YOUR INSTRUCTIONS:
Output verbatim the entry lines starting with the line containing "683, 673, 705]" and continuing through the line containing "downloads-folder-icon bbox=[17, 149, 27, 163]", both ends included.

──────── DATASET CONTENT ────────

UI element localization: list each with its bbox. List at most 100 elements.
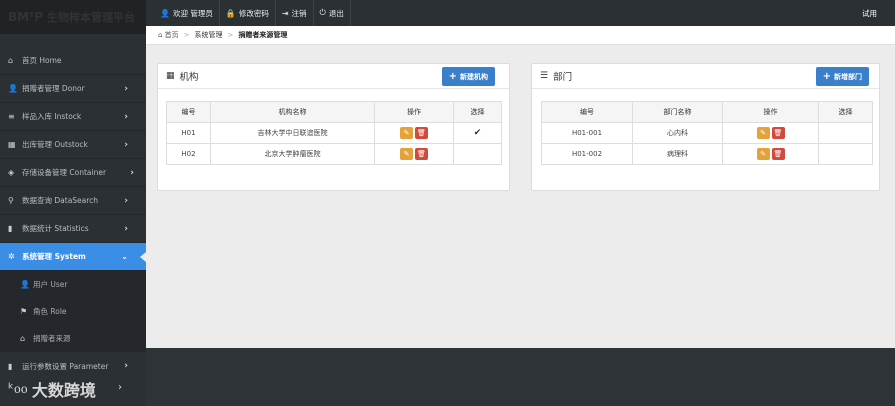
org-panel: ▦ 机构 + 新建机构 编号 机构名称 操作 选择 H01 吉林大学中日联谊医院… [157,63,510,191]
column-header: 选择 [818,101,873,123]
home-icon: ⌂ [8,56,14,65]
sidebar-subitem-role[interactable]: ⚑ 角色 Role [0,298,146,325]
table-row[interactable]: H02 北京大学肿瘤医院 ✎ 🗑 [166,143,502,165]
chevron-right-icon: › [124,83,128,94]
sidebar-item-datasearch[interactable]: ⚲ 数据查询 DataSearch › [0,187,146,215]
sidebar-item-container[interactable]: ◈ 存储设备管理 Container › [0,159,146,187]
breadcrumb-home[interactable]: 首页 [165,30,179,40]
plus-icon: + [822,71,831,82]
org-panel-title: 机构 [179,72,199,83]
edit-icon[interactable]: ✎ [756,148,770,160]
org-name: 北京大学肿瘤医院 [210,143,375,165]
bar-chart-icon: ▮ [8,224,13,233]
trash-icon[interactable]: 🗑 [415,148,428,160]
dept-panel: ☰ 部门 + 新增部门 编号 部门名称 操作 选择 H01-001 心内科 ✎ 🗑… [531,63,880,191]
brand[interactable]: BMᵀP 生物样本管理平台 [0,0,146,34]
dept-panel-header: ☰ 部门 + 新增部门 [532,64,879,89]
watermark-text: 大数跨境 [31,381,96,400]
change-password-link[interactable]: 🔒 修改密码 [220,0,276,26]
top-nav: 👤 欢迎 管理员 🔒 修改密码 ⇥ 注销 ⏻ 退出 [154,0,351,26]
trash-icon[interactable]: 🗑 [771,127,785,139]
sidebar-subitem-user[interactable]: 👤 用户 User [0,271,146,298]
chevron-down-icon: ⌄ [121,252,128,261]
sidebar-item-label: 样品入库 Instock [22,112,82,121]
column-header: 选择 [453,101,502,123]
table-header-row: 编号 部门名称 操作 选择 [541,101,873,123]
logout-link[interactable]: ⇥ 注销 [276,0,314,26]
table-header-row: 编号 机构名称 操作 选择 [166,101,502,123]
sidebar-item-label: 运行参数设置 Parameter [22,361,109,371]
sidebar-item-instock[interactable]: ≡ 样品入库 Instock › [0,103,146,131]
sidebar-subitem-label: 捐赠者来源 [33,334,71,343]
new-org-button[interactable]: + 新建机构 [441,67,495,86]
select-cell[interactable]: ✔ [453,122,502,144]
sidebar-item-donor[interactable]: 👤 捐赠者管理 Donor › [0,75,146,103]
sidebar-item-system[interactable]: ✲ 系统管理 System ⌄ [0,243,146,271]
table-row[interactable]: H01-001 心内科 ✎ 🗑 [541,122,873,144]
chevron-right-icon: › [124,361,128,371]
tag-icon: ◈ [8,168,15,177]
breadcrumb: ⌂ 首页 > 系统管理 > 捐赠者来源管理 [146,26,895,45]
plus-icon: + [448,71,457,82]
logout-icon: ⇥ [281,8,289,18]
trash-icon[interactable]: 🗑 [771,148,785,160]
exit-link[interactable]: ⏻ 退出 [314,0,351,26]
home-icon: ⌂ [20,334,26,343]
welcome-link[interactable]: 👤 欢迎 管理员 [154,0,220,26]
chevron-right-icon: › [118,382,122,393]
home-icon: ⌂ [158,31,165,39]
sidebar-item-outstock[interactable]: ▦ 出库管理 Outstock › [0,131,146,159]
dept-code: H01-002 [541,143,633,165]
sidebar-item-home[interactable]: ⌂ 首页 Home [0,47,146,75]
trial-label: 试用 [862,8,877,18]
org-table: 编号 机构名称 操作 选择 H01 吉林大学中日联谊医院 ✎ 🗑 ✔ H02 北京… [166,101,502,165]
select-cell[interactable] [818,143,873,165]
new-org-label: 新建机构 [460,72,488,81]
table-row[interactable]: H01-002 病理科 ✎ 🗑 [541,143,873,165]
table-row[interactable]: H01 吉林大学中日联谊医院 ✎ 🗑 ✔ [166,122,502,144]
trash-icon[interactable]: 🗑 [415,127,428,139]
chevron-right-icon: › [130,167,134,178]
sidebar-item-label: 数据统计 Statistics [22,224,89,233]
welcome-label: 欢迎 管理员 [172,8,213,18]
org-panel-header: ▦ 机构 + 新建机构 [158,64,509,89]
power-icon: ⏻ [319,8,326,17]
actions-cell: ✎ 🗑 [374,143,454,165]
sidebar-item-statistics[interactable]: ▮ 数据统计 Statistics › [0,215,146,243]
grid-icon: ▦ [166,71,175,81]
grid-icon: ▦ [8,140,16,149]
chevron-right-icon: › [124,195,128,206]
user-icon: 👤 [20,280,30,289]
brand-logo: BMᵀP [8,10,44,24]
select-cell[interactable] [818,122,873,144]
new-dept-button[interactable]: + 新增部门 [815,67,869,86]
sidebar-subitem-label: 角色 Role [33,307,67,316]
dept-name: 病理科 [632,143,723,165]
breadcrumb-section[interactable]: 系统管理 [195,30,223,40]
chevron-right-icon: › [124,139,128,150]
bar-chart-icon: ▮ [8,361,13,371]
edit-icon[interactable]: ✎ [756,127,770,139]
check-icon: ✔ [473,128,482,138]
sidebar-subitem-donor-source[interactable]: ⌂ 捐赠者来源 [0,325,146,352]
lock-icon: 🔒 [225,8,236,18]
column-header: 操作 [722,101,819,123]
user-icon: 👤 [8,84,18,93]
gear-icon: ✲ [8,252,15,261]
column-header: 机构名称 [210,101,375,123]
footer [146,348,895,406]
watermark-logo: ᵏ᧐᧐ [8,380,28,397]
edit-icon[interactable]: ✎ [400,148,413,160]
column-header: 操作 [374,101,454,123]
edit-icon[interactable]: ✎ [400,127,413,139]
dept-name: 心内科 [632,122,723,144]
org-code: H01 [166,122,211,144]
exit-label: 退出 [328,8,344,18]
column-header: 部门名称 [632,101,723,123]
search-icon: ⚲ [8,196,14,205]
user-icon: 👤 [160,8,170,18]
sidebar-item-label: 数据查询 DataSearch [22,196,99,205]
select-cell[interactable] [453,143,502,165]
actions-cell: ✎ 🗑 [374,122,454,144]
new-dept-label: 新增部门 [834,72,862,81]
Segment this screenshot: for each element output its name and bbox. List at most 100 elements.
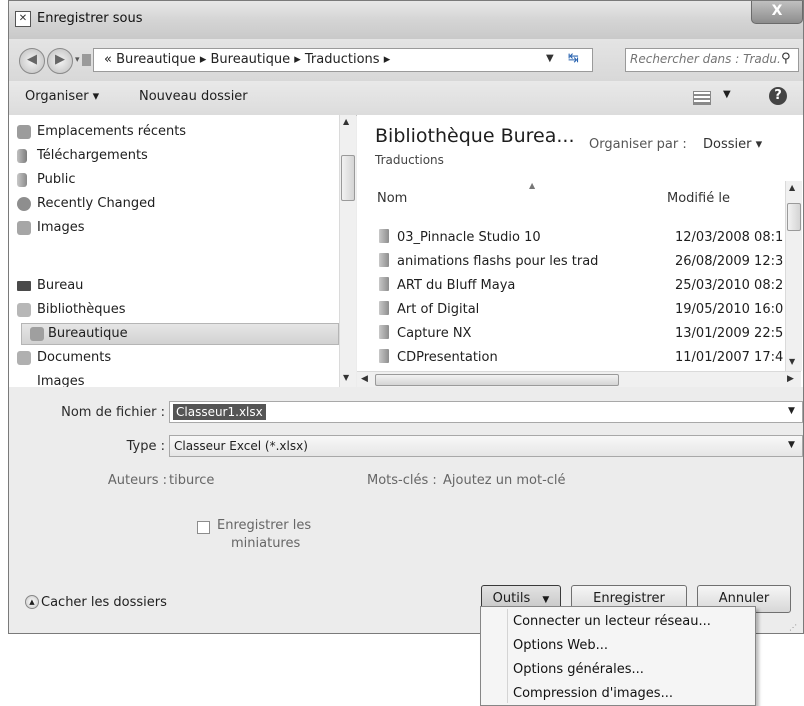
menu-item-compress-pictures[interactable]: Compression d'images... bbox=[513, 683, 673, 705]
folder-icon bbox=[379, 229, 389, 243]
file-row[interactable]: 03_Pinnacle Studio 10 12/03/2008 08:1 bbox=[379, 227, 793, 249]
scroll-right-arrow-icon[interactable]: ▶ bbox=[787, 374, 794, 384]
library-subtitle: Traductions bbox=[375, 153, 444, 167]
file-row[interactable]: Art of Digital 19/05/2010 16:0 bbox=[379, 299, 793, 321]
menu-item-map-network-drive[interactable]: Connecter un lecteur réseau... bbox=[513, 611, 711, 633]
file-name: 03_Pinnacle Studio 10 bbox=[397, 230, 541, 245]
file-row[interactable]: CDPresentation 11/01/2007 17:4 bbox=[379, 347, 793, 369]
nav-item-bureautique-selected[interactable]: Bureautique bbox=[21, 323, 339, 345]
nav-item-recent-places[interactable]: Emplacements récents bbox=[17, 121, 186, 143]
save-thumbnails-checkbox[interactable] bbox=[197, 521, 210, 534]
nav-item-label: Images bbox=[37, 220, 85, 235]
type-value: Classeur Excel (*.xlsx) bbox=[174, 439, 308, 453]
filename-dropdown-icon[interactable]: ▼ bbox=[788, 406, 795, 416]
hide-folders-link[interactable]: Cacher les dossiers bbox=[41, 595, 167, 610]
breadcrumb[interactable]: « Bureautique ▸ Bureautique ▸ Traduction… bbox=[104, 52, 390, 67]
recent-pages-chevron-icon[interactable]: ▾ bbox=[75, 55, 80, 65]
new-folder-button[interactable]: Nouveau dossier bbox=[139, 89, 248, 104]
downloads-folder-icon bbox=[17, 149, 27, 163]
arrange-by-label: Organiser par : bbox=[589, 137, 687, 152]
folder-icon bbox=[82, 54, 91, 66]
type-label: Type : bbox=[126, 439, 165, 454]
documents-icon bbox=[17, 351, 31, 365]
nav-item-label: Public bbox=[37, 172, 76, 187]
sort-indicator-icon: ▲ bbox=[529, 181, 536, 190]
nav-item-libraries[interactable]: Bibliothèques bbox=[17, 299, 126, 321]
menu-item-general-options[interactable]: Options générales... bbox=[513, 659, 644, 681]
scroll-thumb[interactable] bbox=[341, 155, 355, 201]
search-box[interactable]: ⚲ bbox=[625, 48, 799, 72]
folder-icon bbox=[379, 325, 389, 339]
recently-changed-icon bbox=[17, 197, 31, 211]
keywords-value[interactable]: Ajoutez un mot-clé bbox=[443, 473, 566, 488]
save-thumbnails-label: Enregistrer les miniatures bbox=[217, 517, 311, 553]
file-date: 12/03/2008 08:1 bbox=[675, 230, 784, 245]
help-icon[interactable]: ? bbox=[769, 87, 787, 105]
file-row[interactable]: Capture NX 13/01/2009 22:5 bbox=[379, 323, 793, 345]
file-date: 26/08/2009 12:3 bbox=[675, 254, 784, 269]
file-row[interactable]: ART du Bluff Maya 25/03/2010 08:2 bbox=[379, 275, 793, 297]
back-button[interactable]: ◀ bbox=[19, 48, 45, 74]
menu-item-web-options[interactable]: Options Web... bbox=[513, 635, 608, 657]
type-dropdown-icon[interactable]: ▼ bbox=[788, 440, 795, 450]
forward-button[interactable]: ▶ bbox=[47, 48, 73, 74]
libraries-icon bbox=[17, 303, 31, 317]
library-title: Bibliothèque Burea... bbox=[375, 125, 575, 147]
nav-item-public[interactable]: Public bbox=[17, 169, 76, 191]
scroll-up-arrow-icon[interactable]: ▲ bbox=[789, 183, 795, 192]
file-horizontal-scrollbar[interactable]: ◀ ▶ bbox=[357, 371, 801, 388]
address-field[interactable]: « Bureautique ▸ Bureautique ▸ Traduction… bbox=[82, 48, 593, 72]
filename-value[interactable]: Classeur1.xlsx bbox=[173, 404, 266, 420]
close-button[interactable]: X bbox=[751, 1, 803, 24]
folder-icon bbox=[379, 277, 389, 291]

────────

WORKED ANSWER:
menu-item-compress-pictures[interactable]: Compression d'images... bbox=[513, 683, 673, 705]
folder-icon bbox=[379, 229, 389, 243]
file-row[interactable]: 03_Pinnacle Studio 10 12/03/2008 08:1 bbox=[379, 227, 793, 249]
scroll-right-arrow-icon[interactable]: ▶ bbox=[787, 374, 794, 384]
library-subtitle: Traductions bbox=[375, 153, 444, 167]
file-row[interactable]: Art of Digital 19/05/2010 16:0 bbox=[379, 299, 793, 321]
menu-item-map-network-drive[interactable]: Connecter un lecteur réseau... bbox=[513, 611, 711, 633]
file-name: 03_Pinnacle Studio 10 bbox=[397, 230, 541, 245]
file-row[interactable]: CDPresentation 11/01/2007 17:4 bbox=[379, 347, 793, 369]
nav-item-bureautique-selected[interactable]: Bureautique bbox=[21, 323, 339, 345]
nav-item-recent-places[interactable]: Emplacements récents bbox=[17, 121, 186, 143]
save-thumbnails-checkbox[interactable] bbox=[197, 521, 210, 534]
nav-item-label: Images bbox=[37, 220, 85, 235]
type-value: Classeur Excel (*.xlsx) bbox=[174, 439, 308, 453]
filename-dropdown-icon[interactable]: ▼ bbox=[788, 406, 795, 416]
hide-folders-link[interactable]: Cacher les dossiers bbox=[41, 595, 167, 610]
breadcrumb[interactable]: « Bureautique ▸ Bureautique ▸ Traduction… bbox=[104, 52, 390, 67]
recent-pages-chevron-icon[interactable]: ▾ bbox=[75, 55, 80, 65]
new-folder-button[interactable]: Nouveau dossier bbox=[139, 89, 248, 104]
downloads-folder-icon bbox=[17, 149, 27, 163]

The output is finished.